Document passage =
+--
We are, among other things, cameras. The light reaching and at play in the world around us is endlessly framed in often partial views of objects, from which our minds effortlessly extrapolate persons, places, things…animal, mineral, vegetable. Preceding frames and a life's stock of footage lend themselves to our almost infallible powers of identification, recognition and closure.
Take a single frame out of its overwhelming context—a task we confront daily in this age of photographic reproduction—and our minds, never outright stumped, can become entertained by the creative possibilities, searching for closure, attempting to resolve the image, to compute the correct answer. A hand is outstretched—to whom? Why? A corner, a slice, a building, a bridge. Which building? Which bridge? Wait. Arch? Apse? Dome??
Architectural artifacts, taken as a whole or in part, call out to photographers—architects of light—the world over to render the beauty inherent. Architecture simultaneously delivers the most regular and the most fantastic of forms for our utility, our appreciation, our enjoyment. In rearchitecture, one mind plays with recently encountered forms, attempting to re-contextualize parts into their wholes, ultimately netting only wholly new parts. The results are often a little off, but the subject's inherent beauty shines through, complemented by the beauty of the mind's creatively incorrect answers and alternate realities—some plausible, some not.
+--
Element and coordinate listing =
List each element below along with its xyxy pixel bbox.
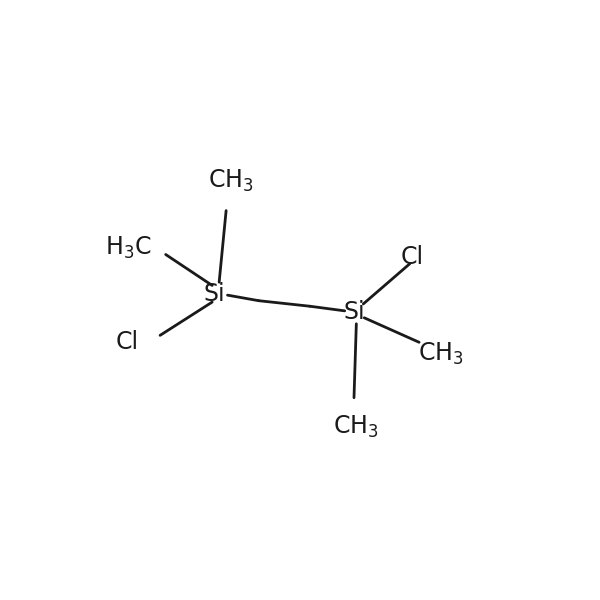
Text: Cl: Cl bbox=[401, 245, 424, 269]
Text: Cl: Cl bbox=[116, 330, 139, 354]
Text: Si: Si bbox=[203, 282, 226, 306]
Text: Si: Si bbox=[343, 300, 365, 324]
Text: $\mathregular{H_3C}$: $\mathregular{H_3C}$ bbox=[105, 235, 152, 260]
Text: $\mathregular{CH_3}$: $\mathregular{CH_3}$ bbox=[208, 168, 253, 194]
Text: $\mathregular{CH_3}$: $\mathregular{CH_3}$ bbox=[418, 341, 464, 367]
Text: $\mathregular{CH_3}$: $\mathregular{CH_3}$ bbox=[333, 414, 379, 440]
+--
Exercise details = Please pull everything from "Take a single" down to "Arch? Apse? Dome??" out of the passage on rearchitecture, word for word.

Reply =
Take a single frame out of its overwhelming context—a task we confront daily in this age of photographic reproduction—and our minds, never outright stumped, can become entertained by the creative possibilities, searching for closure, attempting to resolve the image, to compute the correct answer. A hand is outstretched—to whom? Why? A corner, a slice, a building, a bridge. Which building? Which bridge? Wait. Arch? Apse? Dome??